What the task requires:
Copy the entries from the beginning down through the line that contains "strapi-logo[interactable] bbox=[68, 137, 106, 175]", switching "interactable" to "clickable" and leaving everything else unchanged.

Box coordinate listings

■ ■ ■

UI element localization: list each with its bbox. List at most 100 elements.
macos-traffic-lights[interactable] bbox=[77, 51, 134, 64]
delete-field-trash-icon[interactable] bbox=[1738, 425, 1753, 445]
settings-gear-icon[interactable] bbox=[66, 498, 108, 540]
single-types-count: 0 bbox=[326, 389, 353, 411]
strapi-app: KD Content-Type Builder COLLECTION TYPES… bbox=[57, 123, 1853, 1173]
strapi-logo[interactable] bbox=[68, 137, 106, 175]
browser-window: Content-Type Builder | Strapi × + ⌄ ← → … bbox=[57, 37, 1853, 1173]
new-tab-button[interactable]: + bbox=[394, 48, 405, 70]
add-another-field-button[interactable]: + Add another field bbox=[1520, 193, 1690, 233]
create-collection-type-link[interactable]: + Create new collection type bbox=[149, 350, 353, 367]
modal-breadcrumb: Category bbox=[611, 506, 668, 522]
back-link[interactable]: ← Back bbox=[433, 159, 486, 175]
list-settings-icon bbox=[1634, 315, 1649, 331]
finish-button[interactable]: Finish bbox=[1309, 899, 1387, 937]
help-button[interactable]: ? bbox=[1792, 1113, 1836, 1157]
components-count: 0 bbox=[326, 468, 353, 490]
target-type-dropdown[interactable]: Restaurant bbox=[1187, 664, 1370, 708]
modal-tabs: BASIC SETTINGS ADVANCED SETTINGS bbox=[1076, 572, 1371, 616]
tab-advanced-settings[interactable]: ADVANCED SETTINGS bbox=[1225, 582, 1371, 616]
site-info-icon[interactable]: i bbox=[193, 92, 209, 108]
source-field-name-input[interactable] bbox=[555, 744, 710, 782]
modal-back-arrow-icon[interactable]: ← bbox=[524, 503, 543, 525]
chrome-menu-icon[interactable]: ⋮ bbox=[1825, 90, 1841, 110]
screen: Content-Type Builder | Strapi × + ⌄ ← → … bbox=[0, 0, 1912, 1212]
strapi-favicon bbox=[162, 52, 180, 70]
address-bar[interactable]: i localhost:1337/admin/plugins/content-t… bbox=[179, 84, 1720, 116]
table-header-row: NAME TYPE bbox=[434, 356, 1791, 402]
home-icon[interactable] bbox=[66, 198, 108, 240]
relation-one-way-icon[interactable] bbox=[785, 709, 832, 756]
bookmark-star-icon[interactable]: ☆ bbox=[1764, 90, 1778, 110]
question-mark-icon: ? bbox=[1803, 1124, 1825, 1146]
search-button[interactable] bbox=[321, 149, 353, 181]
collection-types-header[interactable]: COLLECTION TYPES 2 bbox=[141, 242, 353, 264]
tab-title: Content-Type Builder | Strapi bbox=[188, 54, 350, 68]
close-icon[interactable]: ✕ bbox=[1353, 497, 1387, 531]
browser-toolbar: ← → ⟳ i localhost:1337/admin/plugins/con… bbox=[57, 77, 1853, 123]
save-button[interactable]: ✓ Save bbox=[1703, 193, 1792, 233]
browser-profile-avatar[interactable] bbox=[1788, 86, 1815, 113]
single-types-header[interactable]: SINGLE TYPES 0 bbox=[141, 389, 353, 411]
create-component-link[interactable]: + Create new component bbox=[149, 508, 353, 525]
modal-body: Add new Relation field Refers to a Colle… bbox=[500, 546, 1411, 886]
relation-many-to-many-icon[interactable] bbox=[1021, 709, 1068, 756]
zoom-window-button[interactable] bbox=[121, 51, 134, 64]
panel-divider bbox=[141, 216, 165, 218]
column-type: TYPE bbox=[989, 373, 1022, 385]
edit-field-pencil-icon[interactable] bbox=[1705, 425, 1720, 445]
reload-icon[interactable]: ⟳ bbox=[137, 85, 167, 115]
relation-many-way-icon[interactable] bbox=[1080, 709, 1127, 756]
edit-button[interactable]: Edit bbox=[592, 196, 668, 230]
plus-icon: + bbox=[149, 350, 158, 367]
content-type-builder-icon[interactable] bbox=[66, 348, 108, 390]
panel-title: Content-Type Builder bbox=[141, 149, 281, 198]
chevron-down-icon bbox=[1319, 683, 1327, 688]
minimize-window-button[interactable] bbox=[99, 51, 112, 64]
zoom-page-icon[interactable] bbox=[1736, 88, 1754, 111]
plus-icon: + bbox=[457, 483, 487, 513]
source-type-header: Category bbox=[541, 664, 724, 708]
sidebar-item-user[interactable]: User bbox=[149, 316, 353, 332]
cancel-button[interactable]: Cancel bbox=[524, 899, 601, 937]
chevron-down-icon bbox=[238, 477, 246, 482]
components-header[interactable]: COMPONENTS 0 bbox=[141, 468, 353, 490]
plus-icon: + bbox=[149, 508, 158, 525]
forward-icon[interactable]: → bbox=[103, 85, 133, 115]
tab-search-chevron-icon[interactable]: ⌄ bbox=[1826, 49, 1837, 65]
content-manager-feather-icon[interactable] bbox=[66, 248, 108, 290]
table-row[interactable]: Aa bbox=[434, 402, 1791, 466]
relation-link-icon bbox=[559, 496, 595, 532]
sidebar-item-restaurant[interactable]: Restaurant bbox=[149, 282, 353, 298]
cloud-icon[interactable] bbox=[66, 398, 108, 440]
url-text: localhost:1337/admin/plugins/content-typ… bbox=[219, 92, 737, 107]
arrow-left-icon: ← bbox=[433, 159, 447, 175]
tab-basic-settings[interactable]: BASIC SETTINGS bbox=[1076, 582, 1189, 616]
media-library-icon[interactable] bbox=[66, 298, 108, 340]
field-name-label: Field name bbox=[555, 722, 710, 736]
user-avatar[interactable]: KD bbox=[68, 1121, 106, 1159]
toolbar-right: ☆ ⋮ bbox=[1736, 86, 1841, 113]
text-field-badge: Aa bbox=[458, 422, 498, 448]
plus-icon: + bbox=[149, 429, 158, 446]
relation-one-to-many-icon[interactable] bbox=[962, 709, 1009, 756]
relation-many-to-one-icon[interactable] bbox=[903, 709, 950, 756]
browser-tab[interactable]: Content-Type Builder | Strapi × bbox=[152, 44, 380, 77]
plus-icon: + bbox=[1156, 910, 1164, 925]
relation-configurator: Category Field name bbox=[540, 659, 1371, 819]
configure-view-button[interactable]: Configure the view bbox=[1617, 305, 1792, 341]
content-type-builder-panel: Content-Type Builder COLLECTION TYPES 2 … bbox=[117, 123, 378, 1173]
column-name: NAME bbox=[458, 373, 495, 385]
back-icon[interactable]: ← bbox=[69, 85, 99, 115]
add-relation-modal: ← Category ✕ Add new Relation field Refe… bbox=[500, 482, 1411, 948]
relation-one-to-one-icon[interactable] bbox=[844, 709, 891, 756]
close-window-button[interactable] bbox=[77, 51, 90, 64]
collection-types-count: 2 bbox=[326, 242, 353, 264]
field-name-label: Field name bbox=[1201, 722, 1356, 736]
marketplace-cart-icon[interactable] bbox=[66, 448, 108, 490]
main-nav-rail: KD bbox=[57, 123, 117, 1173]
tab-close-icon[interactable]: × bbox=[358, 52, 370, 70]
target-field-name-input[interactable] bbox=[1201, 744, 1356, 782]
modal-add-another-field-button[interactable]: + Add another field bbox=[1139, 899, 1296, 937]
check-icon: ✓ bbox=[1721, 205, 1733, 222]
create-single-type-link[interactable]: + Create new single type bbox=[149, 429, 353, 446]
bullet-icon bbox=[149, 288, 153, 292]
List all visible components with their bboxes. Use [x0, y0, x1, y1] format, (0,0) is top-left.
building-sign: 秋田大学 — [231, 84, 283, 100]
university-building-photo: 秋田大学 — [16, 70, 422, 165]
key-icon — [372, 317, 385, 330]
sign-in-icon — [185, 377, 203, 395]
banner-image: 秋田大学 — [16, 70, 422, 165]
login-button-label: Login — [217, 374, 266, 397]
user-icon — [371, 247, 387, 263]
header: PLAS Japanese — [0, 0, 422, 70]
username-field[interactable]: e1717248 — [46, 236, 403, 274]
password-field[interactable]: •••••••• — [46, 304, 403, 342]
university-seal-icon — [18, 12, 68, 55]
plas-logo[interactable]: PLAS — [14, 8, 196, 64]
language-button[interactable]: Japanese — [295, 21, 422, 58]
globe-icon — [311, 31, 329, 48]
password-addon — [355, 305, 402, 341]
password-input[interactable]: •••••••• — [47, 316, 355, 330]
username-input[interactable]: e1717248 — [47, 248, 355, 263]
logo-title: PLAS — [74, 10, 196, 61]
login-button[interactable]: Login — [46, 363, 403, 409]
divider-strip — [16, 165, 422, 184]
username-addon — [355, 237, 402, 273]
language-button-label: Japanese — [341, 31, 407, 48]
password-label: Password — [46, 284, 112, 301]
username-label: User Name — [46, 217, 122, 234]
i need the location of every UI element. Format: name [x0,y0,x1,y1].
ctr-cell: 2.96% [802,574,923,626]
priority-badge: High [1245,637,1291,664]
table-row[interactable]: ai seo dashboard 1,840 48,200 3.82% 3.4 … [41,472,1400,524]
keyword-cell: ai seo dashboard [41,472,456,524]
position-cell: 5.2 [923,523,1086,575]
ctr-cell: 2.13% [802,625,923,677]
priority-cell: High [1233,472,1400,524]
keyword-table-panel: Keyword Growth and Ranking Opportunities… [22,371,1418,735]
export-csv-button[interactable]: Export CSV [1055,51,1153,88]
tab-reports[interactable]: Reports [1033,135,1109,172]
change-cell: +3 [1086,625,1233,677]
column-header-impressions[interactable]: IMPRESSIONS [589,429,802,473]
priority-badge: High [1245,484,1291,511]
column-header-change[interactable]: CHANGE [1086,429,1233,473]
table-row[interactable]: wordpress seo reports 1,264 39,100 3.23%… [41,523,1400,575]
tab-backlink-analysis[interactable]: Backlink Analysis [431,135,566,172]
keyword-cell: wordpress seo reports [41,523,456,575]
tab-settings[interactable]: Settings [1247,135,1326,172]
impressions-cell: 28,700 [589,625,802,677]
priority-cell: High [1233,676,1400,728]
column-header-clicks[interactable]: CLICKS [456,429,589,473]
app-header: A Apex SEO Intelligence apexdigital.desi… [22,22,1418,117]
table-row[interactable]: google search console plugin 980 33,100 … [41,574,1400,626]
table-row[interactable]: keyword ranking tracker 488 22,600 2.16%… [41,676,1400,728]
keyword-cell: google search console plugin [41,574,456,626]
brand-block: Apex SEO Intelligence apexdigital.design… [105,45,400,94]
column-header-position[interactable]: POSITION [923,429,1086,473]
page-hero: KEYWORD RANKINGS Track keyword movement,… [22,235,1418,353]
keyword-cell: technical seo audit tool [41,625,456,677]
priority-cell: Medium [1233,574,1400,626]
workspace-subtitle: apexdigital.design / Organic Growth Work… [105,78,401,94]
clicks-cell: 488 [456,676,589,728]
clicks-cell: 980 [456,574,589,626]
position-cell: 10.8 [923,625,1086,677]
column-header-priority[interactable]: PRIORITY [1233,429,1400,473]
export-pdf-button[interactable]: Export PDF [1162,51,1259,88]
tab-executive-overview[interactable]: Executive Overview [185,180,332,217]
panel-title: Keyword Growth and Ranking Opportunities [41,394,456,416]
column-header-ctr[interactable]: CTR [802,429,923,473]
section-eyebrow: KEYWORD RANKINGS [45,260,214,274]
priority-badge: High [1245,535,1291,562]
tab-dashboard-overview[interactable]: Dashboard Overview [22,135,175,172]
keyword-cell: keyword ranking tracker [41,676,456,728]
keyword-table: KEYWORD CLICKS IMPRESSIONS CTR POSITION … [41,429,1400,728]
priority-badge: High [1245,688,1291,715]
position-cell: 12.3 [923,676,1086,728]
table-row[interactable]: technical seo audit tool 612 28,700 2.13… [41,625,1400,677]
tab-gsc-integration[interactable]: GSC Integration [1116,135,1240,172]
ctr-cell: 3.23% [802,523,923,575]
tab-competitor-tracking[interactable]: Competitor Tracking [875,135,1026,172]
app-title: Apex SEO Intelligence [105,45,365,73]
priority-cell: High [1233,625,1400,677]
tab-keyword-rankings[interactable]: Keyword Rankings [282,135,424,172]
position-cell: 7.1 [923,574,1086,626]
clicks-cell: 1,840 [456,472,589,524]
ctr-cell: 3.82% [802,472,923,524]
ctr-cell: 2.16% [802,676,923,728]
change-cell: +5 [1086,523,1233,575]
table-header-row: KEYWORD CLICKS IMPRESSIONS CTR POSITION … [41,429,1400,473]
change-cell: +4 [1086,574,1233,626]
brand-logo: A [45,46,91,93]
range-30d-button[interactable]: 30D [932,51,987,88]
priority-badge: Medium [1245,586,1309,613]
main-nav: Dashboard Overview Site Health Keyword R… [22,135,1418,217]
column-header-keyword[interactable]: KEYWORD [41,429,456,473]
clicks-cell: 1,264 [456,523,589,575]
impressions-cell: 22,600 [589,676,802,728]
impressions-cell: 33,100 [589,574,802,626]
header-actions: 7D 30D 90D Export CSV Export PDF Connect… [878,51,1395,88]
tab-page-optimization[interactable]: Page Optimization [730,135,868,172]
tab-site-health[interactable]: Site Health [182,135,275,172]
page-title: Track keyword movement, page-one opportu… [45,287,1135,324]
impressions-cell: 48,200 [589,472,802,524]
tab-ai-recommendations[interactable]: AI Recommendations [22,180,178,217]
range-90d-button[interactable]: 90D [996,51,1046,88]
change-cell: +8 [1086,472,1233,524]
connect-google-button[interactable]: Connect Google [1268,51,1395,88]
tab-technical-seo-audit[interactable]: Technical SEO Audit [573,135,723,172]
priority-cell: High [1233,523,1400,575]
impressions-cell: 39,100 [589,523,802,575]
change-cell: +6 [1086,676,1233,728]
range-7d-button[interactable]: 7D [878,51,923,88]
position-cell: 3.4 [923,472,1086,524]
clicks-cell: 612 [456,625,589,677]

■ ■ ■

Task output:
UI element localization: list each with its bbox. List at most 100 elements.
macos-traffic-lights[clickable] bbox=[77, 51, 134, 64]
delete-field-trash-icon[clickable] bbox=[1738, 425, 1753, 445]
settings-gear-icon[clickable] bbox=[66, 498, 108, 540]
single-types-count: 0 bbox=[326, 389, 353, 411]
strapi-app: KD Content-Type Builder COLLECTION TYPES… bbox=[57, 123, 1853, 1173]
strapi-logo[clickable] bbox=[68, 137, 106, 175]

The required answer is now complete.